— BEGIN —

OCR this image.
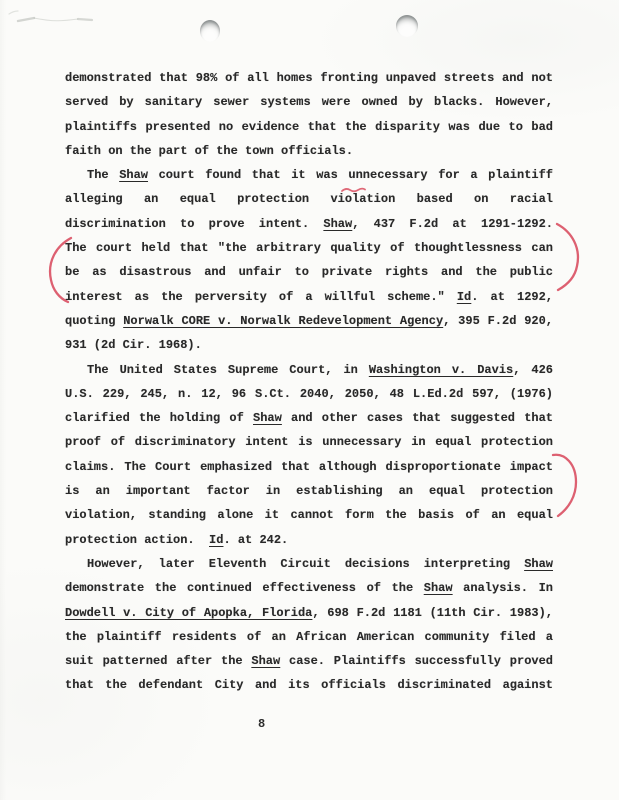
demonstrated that 98% of all homes fronting unpaved streets and not
served by sanitary sewer systems were owned by blacks. However,
plaintiffs presented no evidence that the disparity was due to bad
faith on the part of the town officials.
The Shaw court found that it was unnecessary for a plaintiff
alleging an equal protection violation based on racial
discrimination to prove intent. Shaw, 437 F.2d at 1291-1292.
The court held that "the arbitrary quality of thoughtlessness can
be as disastrous and unfair to private rights and the public
interest as the perversity of a willful scheme." Id. at 1292,
quoting Norwalk CORE v. Norwalk Redevelopment Agency, 395 F.2d 920,
931 (2d Cir. 1968).
The United States Supreme Court, in Washington v. Davis, 426
U.S. 229, 245, n. 12, 96 S.Ct. 2040, 2050, 48 L.Ed.2d 597, (1976)
clarified the holding of Shaw and other cases that suggested that
proof of discriminatory intent is unnecessary in equal protection
claims. The Court emphasized that although disproportionate impact
is an important factor in establishing an equal protection
violation, standing alone it cannot form the basis of an equal
protection action.  Id. at 242.
However, later Eleventh Circuit decisions interpreting Shaw
demonstrate the continued effectiveness of the Shaw analysis. In
Dowdell v. City of Apopka, Florida, 698 F.2d 1181 (11th Cir. 1983),
the plaintiff residents of an African American community filed a
suit patterned after the Shaw case. Plaintiffs successfully proved
that the defendant City and its officials discriminated against
8
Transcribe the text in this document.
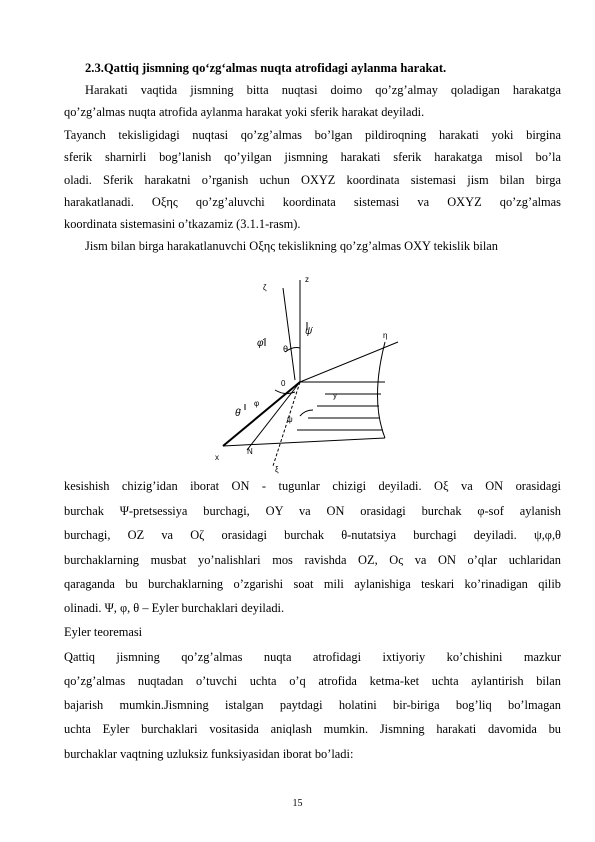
2.3.Qattiq jismning qo‘zg‘almas nuqta atrofidagi aylanma harakat.
Harakati vaqtida jismning bitta nuqtasi doimo qo’zg’almay qoladigan harakatga
qo’zg’almas nuqta atrofida aylanma harakat yoki sferik harakat deyiladi.
Tayanch tekisligidagi nuqtasi qo’zg’almas bo’lgan pildiroqning harakati yoki birgina
sferik sharnirli bog’lanish qo’yilgan jismning harakati sferik harakatga misol bo’la
oladi. Sferik harakatni o’rganish uchun OXYZ koordinata sistemasi jism bilan birga
harakatlanadi. Oξης qo’zg’aluvchi koordinata sistemasi va OXYZ qo’zg’almas
koordinata sistemasini o’tkazamiz (3.1.1-rasm).
Jism bilan birga harakatlanuvchi Oξης tekislikning qo’zg’almas OXY tekislik bilan
ζ
z
η
θ
0
y
φ
ψ
x
N
ξ
φ̇
ψ̇
θ̇
kesishish chizig’idan iborat ON - tugunlar chizigi deyiladi. Oξ va ON orasidagi
burchak Ψ-pretsessiya burchagi, OY va ON orasidagi burchak φ-sof aylanish
burchagi, OZ va Oζ orasidagi burchak θ-nutatsiya burchagi deyiladi. ψ,φ,θ
burchaklarning musbat yo’nalishlari mos ravishda OZ, Oς va ON o’qlar uchlaridan
qaraganda bu burchaklarning o’zgarishi soat mili aylanishiga teskari ko’rinadigan qilib
olinadi. Ψ, φ, θ – Eyler burchaklari deyiladi.
Eyler teoremasi
Qattiq jismning qo’zg’almas nuqta atrofidagi ixtiyoriy ko’chishini mazkur
qo’zg’almas nuqtadan o’tuvchi uchta o’q atrofida ketma-ket uchta aylantirish bilan
bajarish mumkin.Jismning istalgan paytdagi holatini bir-biriga bog’liq bo’lmagan
uchta Eyler burchaklari vositasida aniqlash mumkin. Jismning harakati davomida bu
burchaklar vaqtning uzluksiz funksiyasidan iborat bo’ladi:
15
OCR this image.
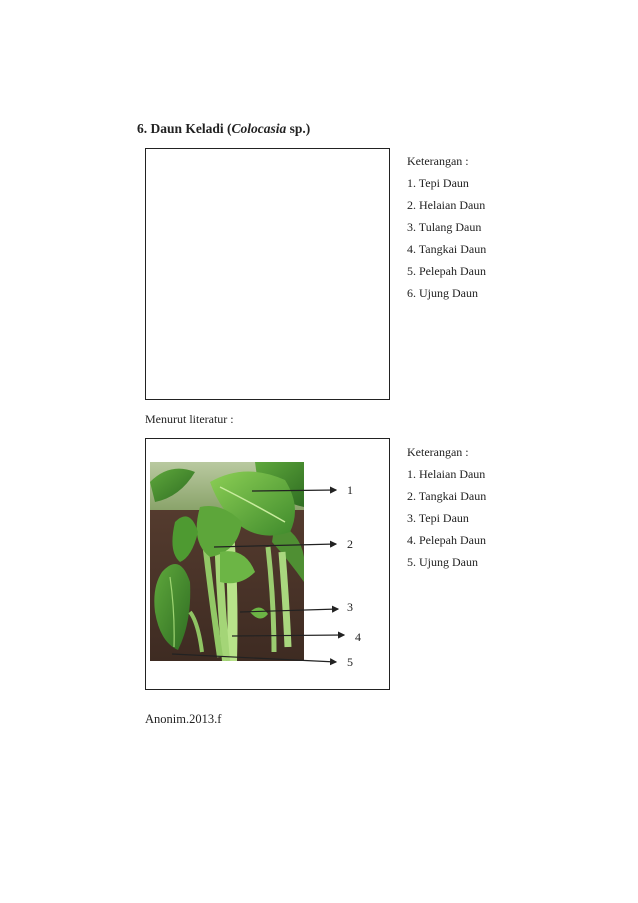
6. Daun Keladi (Colocasia sp.)
Keterangan :
1. Tepi Daun
2. Helaian Daun
3. Tulang Daun
4. Tangkai Daun
5. Pelepah Daun
6. Ujung Daun
Menurut literatur :
1
2
3
4
5
Keterangan :
1. Helaian Daun
2. Tangkai Daun
3. Tepi Daun
4. Pelepah Daun
5. Ujung Daun
Anonim.2013.f
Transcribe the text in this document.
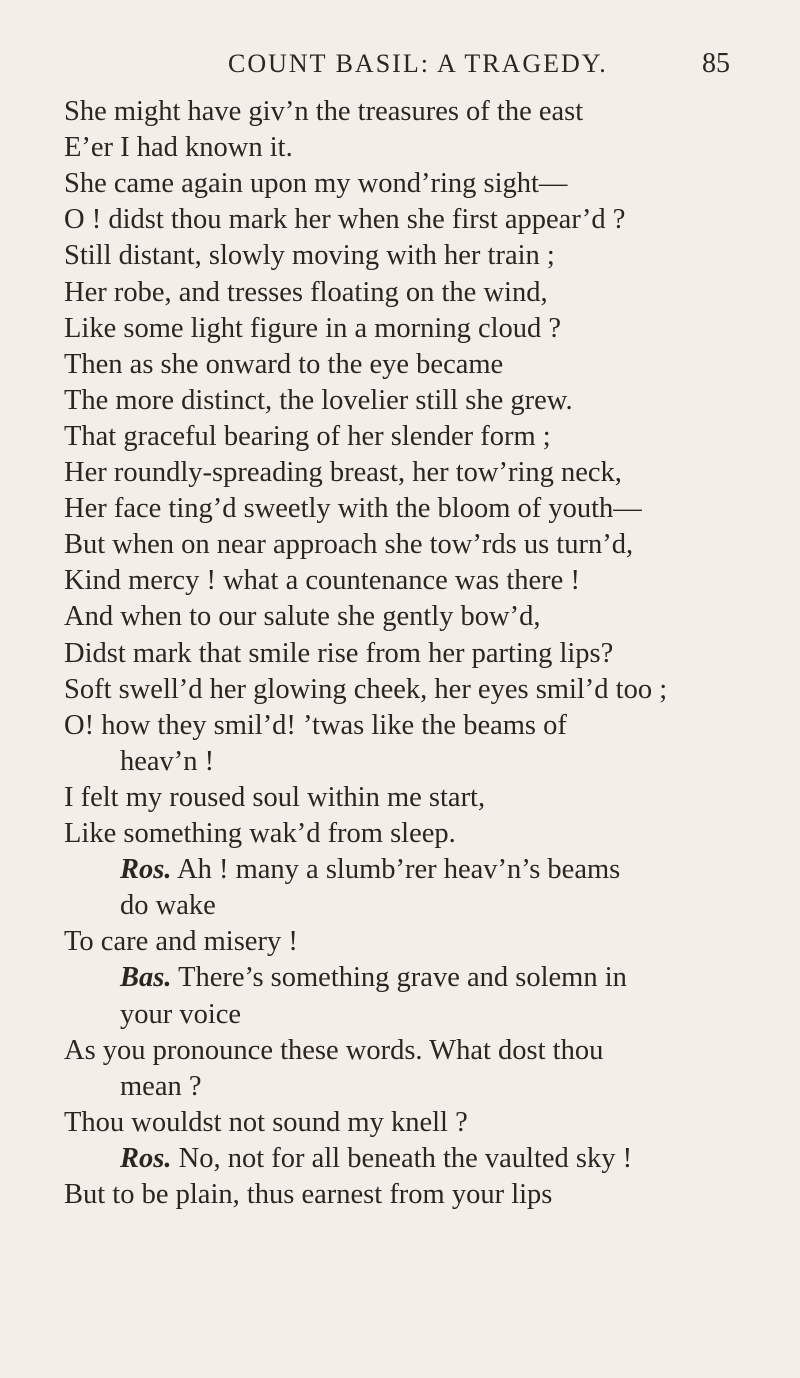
COUNT BASIL: A TRAGEDY.	85
She might have giv’n the treasures of the east
E’er I had known it.
She came again upon my wond’ring sight—
O ! didst thou mark her when she first appear’d ?
Still distant, slowly moving with her train ;
Her robe, and tresses floating on the wind,
Like some light figure in a morning cloud ?
Then as she onward to the eye became
The more distinct, the lovelier still she grew.
That graceful bearing of her slender form ;
Her roundly-spreading breast, her tow’ring neck,
Her face ting’d sweetly with the bloom of youth—
But when on near approach she tow’rds us turn’d,
Kind mercy ! what a countenance was there !
And when to our salute she gently bow’d,
Didst mark that smile rise from her parting lips?
Soft swell’d her glowing cheek, her eyes smil’d too ;
O! how they smil’d! ’twas like the beams of
heav’n !
I felt my roused soul within me start,
Like something wak’d from sleep.
Ros. Ah ! many a slumb’rer heav’n’s beams
do wake
To care and misery !
Bas. There’s something grave and solemn in
your voice
As you pronounce these words. What dost thou
mean ?
Thou wouldst not sound my knell ?
Ros. No, not for all beneath the vaulted sky !
But to be plain, thus earnest from your lips
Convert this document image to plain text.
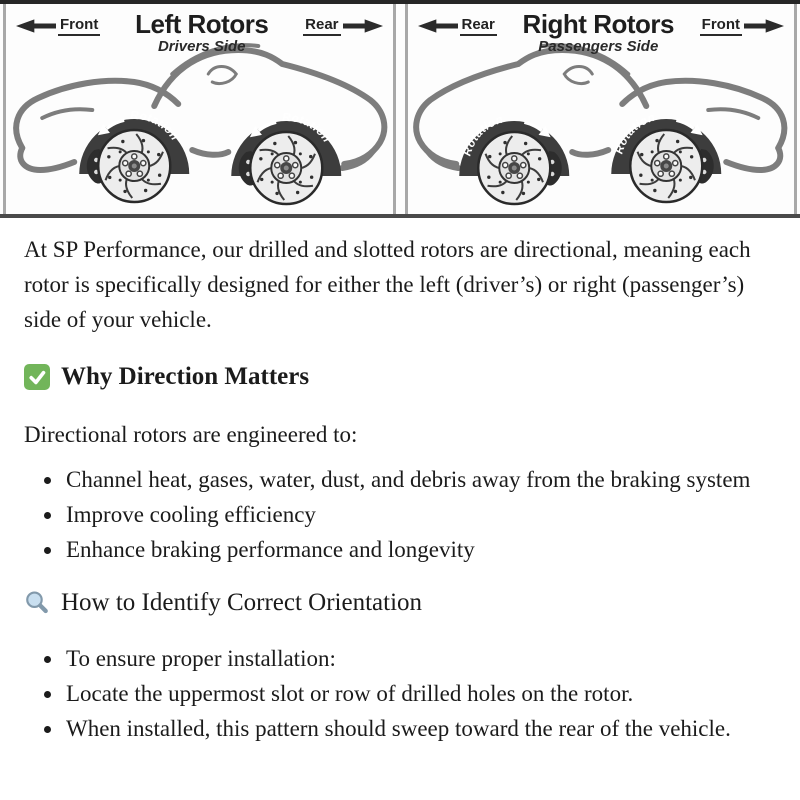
Front	Left Rotors
Drivers Side
Rear
Rotation
Rotation
Rear	Right Rotors
Passengers Side
Front
Rotation
Rotation

At SP Performance, our drilled and slotted rotors are directional, meaning each rotor is specifically designed for either the left (driver’s) or right (passenger’s) side of your vehicle.

Why Direction Matters

Directional rotors are engineered to:

• Channel heat, gases, water, dust, and debris away from the braking system
• Improve cooling efficiency
• Enhance braking performance and longevity
How to Identify Correct Orientation
• To ensure proper installation:
• Locate the uppermost slot or row of drilled holes on the rotor.
• When installed, this pattern should sweep toward the rear of the vehicle.
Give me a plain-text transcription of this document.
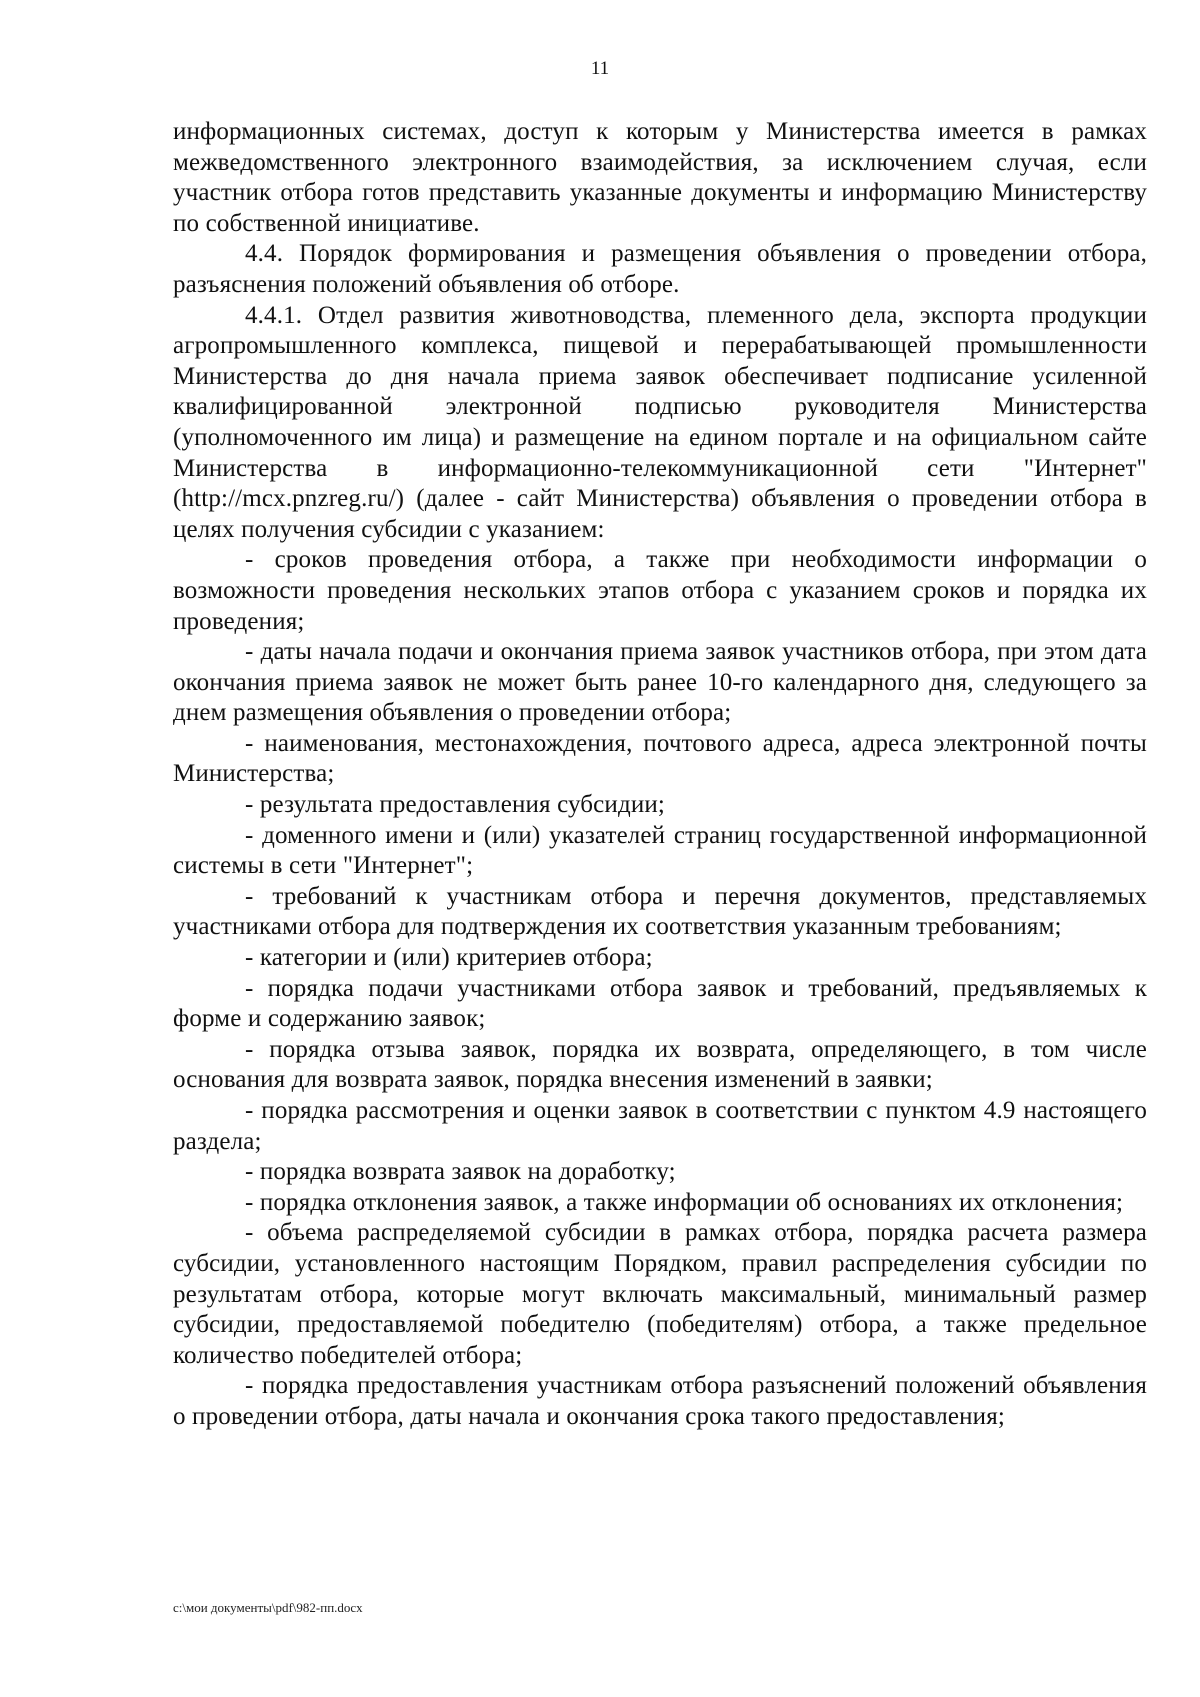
11

информационных системах, доступ к которым у Министерства имеется в рамках межведомственного электронного взаимодействия, за исключением случая, если участник отбора готов представить указанные документы и информацию Министерству по собственной инициативе.

4.4. Порядок формирования и размещения объявления о проведении отбора, разъяснения положений объявления об отборе.

4.4.1. Отдел развития животноводства, племенного дела, экспорта продукции агропромышленного комплекса, пищевой и перерабатывающей промышленности Министерства до дня начала приема заявок обеспечивает подписание усиленной квалифицированной электронной подписью руководителя Министерства (уполномоченного им лица) и размещение на едином портале и на официальном сайте Министерства в информационно-телекоммуникационной сети "Интернет" (http://mcx.pnzreg.ru/) (далее - сайт Министерства) объявления о проведении отбора в целях получения субсидии с указанием:

- сроков проведения отбора, а также при необходимости информации о возможности проведения нескольких этапов отбора с указанием сроков и порядка их проведения;

- даты начала подачи и окончания приема заявок участников отбора, при этом дата окончания приема заявок не может быть ранее 10-го календарного дня, следующего за днем размещения объявления о проведении отбора;

- наименования, местонахождения, почтового адреса, адреса электронной почты Министерства;

- результата предоставления субсидии;

- доменного имени и (или) указателей страниц государственной информационной системы в сети "Интернет";

- требований к участникам отбора и перечня документов, представляемых участниками отбора для подтверждения их соответствия указанным требованиям;

- категории и (или) критериев отбора;

- порядка подачи участниками отбора заявок и требований, предъявляемых к форме и содержанию заявок;

- порядка отзыва заявок, порядка их возврата, определяющего, в том числе основания для возврата заявок, порядка внесения изменений в заявки;

- порядка рассмотрения и оценки заявок в соответствии с пунктом 4.9 настоящего раздела;

- порядка возврата заявок на доработку;

- порядка отклонения заявок, а также информации об основаниях их отклонения;

- объема распределяемой субсидии в рамках отбора, порядка расчета размера субсидии, установленного настоящим Порядком, правил распределения субсидии по результатам отбора, которые могут включать максимальный, минимальный размер субсидии, предоставляемой победителю (победителям) отбора, а также предельное количество победителей отбора;

- порядка предоставления участникам отбора разъяснений положений объявления о проведении отбора, даты начала и окончания срока такого предоставления;

c:\мои документы\pdf\982-пп.docx
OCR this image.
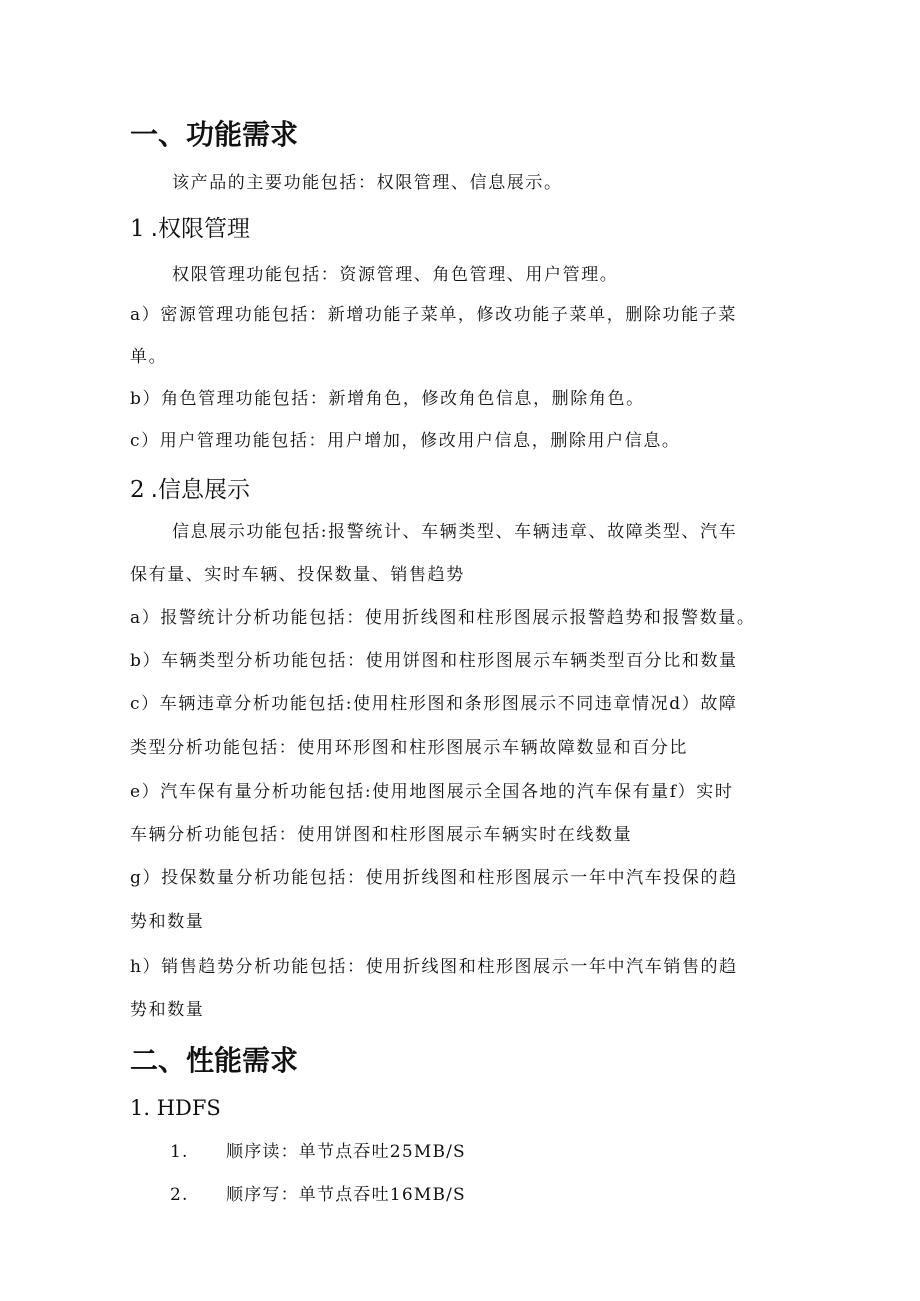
一、功能需求
该产品的主要功能包括：权限管理、信息展示。
1.权限管理
权限管理功能包括：资源管理、角色管理、用户管理。
a）密源管理功能包括：新增功能子菜单，修改功能子菜单，删除功能子菜
单。
b）角色管理功能包括：新增角色，修改角色信息，删除角色。
c）用户管理功能包括：用户增加，修改用户信息，删除用户信息。
2.信息展示
信息展示功能包括:报警统计、车辆类型、车辆违章、故障类型、汽车
保有量、实时车辆、投保数量、销售趋势
a）报警统计分析功能包括：使用折线图和柱形图展示报警趋势和报警数量。
b）车辆类型分析功能包括：使用饼图和柱形图展示车辆类型百分比和数量
c）车辆违章分析功能包括:使用柱形图和条形图展示不同违章情况d）故障
类型分析功能包括：使用环形图和柱形图展示车辆故障数显和百分比
e）汽车保有量分析功能包括:使用地图展示全国各地的汽车保有量f）实时
车辆分析功能包括：使用饼图和柱形图展示车辆实时在线数量
g）投保数量分析功能包括：使用折线图和柱形图展示一年中汽车投保的趋
势和数量
h）销售趋势分析功能包括：使用折线图和柱形图展示一年中汽车销售的趋
势和数量
二、性能需求
1. HDFS
1. 顺序读：单节点吞吐25MB/S
2. 顺序写：单节点吞吐16MB/S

— END —

**TASK DETAILS:** The required output is the number of lines containing the word "OXYZ", and nothing besides.

**COMPLETE RESPONSE:** 2